◆ **Instructions to follow**:
In the listing below, locate the lines bearing the word "NILAI". Copy every one of them.

◆ **Exercise data**:
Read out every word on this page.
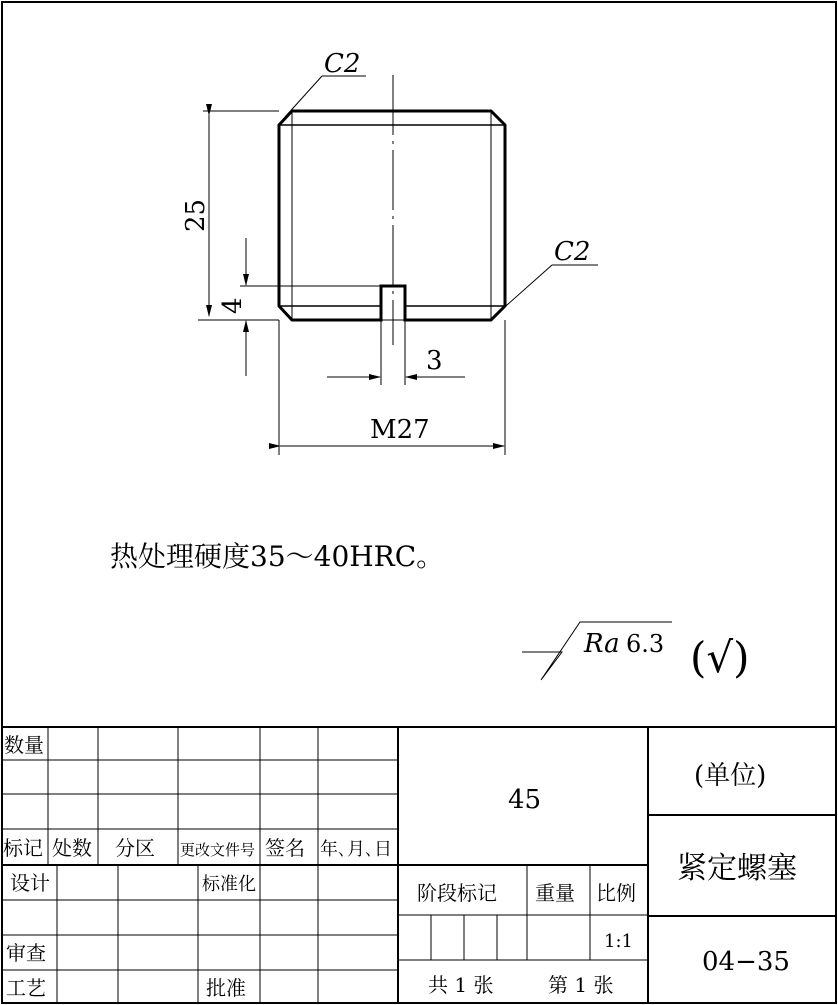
C2
C2
25
4
3
M27
热处理硬度35～40HRC。
Ra 6.3 (√)
数量
标记 处数 分区 更改文件号 签名 年､月､日
设计	标准化
审查
工艺	批准
45
阶段标记 重量 比例
1:1
共 1 张	第 1 张
(单位)
紧定螺塞
04−35
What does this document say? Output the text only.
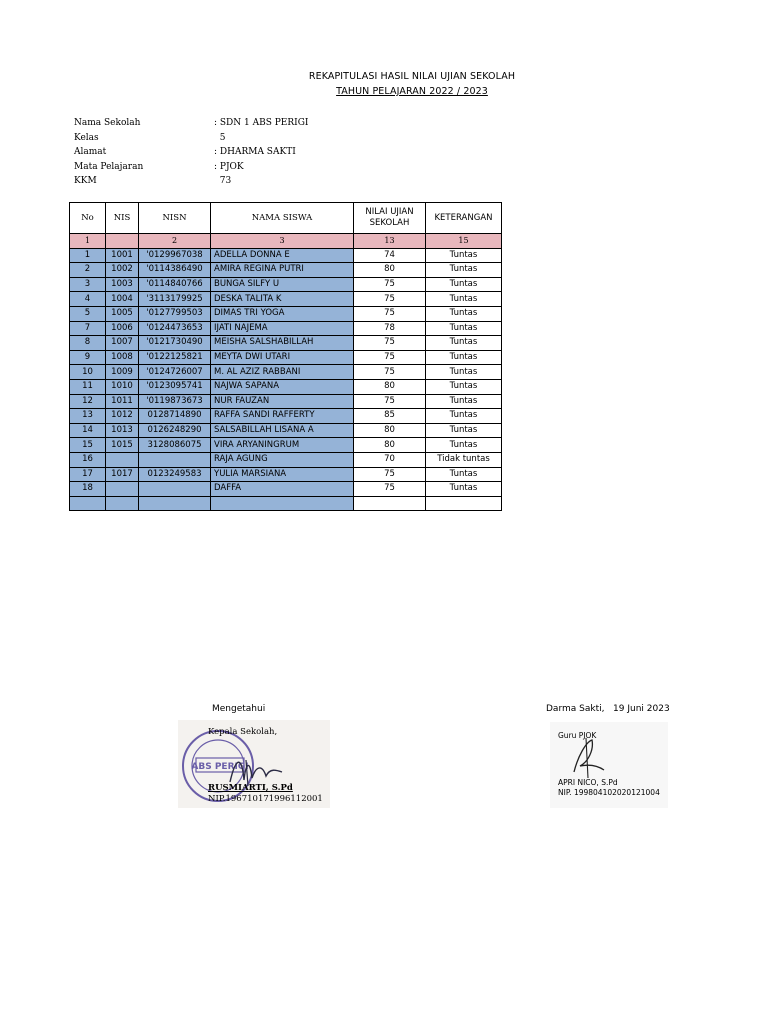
REKAPITULASI HASIL NILAI UJIAN SEKOLAH
TAHUN PELAJARAN 2022 / 2023
Nama Sekolah	: SDN 1 ABS PERIGI
Kelas	5
Alamat	: DHARMA SAKTI
Mata Pelajaran	: PJOK
KKM	73
No	NIS	NISN	NAMA SISWA	NILAI UJIAN SEKOLAH	KETERANGAN
1		2	3	13	15
1	1001	'0129967038	ADELLA DONNA E	74	Tuntas
2	1002	'0114386490	AMIRA REGINA PUTRI	80	Tuntas
3	1003	'0114840766	BUNGA SILFY U	75	Tuntas
4	1004	'3113179925	DESKA TALITA K	75	Tuntas
5	1005	'0127799503	DIMAS TRI YOGA	75	Tuntas
7	1006	'0124473653	IJATI NAJEMA	78	Tuntas
8	1007	'0121730490	MEISHA SALSHABILLAH	75	Tuntas
9	1008	'0122125821	MEYTA DWI UTARI	75	Tuntas
10	1009	'0124726007	M. AL AZIZ RABBANI	75	Tuntas
11	1010	'0123095741	NAJWA SAPANA	80	Tuntas
12	1011	'0119873673	NUR FAUZAN	75	Tuntas
13	1012	0128714890	RAFFA SANDI RAFFERTY	85	Tuntas
14	1013	0126248290	SALSABILLAH LISANA A	80	Tuntas
15	1015	3128086075	VIRA ARYANINGRUM	80	Tuntas
16			RAJA AGUNG	70	Tidak tuntas
17	1017	0123249583	YULIA MARSIANA	75	Tuntas
18			DAFFA	75	Tuntas

Mengetahui
ABS PERIGI
Kepala Sekolah,
RUSMIARTI, S.Pd
NIP.196710171996112001
Darma Sakti,   19 Juni 2023
Guru PJOK
APRI NICO, S.Pd
NIP. 199804102020121004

◆ **Result for this task**:
REKAPITULASI HASIL NILAI UJIAN SEKOLAH
No	NIS	NISN	NAMA SISWA	NILAI UJIAN SEKOLAH	KETERANGAN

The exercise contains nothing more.